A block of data
--- begin ---
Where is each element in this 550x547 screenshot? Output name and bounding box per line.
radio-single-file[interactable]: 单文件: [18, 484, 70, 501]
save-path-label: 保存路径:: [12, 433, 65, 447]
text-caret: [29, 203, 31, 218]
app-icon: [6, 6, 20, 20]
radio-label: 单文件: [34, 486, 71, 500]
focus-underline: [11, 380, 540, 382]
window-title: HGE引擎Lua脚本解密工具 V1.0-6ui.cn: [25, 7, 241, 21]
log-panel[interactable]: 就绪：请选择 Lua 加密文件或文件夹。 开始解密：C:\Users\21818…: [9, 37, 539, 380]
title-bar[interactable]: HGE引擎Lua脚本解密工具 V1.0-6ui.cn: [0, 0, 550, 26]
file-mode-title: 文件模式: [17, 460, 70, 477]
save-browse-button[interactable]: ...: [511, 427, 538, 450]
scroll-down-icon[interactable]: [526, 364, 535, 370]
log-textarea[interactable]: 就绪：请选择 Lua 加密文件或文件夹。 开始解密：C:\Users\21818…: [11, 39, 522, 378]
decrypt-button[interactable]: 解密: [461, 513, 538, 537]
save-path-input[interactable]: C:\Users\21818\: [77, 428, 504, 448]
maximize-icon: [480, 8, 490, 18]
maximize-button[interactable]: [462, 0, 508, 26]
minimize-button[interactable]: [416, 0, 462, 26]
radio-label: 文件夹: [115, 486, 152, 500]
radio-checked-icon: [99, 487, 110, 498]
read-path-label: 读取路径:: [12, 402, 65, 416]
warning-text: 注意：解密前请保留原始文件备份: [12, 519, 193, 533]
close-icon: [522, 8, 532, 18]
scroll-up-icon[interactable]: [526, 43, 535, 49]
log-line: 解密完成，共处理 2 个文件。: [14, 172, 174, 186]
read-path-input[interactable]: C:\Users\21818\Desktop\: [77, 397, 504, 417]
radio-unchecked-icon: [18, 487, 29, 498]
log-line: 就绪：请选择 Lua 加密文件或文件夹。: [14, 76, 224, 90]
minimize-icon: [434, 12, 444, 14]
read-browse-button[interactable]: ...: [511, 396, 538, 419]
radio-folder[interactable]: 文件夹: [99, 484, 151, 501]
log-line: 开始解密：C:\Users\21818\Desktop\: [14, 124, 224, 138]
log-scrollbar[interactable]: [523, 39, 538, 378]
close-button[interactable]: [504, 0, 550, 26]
--- end ---
Direction: Reproduce the lines above, swapping "radio-label" for "option-label" wherever it occurs and leaving everything else unchanged.

Expected answer:
Where is each element in this 550x547 screenshot? Output name and bounding box per line.
radio-single-file[interactable]: 单文件: [18, 484, 70, 501]
save-path-label: 保存路径:: [12, 433, 65, 447]
text-caret: [29, 203, 31, 218]
app-icon: [6, 6, 20, 20]
option-label: 单文件: [34, 486, 71, 500]
focus-underline: [11, 380, 540, 382]
window-title: HGE引擎Lua脚本解密工具 V1.0-6ui.cn: [25, 7, 241, 21]
log-panel[interactable]: 就绪：请选择 Lua 加密文件或文件夹。 开始解密：C:\Users\21818…: [9, 37, 539, 380]
title-bar[interactable]: HGE引擎Lua脚本解密工具 V1.0-6ui.cn: [0, 0, 550, 26]
file-mode-title: 文件模式: [17, 460, 70, 477]
save-browse-button[interactable]: ...: [511, 427, 538, 450]
scroll-down-icon[interactable]: [526, 364, 535, 370]
log-textarea[interactable]: 就绪：请选择 Lua 加密文件或文件夹。 开始解密：C:\Users\21818…: [11, 39, 522, 378]
decrypt-button[interactable]: 解密: [461, 513, 538, 537]
save-path-input[interactable]: C:\Users\21818\: [77, 428, 504, 448]
maximize-icon: [480, 8, 490, 18]
maximize-button[interactable]: [462, 0, 508, 26]
minimize-button[interactable]: [416, 0, 462, 26]
option-label: 文件夹: [115, 486, 152, 500]
radio-checked-icon: [99, 487, 110, 498]
read-path-label: 读取路径:: [12, 402, 65, 416]
warning-text: 注意：解密前请保留原始文件备份: [12, 519, 193, 533]
close-icon: [522, 8, 532, 18]
scroll-up-icon[interactable]: [526, 43, 535, 49]
log-line: 解密完成，共处理 2 个文件。: [14, 172, 174, 186]
read-path-input[interactable]: C:\Users\21818\Desktop\: [77, 397, 504, 417]
radio-unchecked-icon: [18, 487, 29, 498]
log-line: 就绪：请选择 Lua 加密文件或文件夹。: [14, 76, 224, 90]
minimize-icon: [434, 12, 444, 14]
read-browse-button[interactable]: ...: [511, 396, 538, 419]
radio-folder[interactable]: 文件夹: [99, 484, 151, 501]
log-line: 开始解密：C:\Users\21818\Desktop\: [14, 124, 224, 138]
log-scrollbar[interactable]: [523, 39, 538, 378]
close-button[interactable]: [504, 0, 550, 26]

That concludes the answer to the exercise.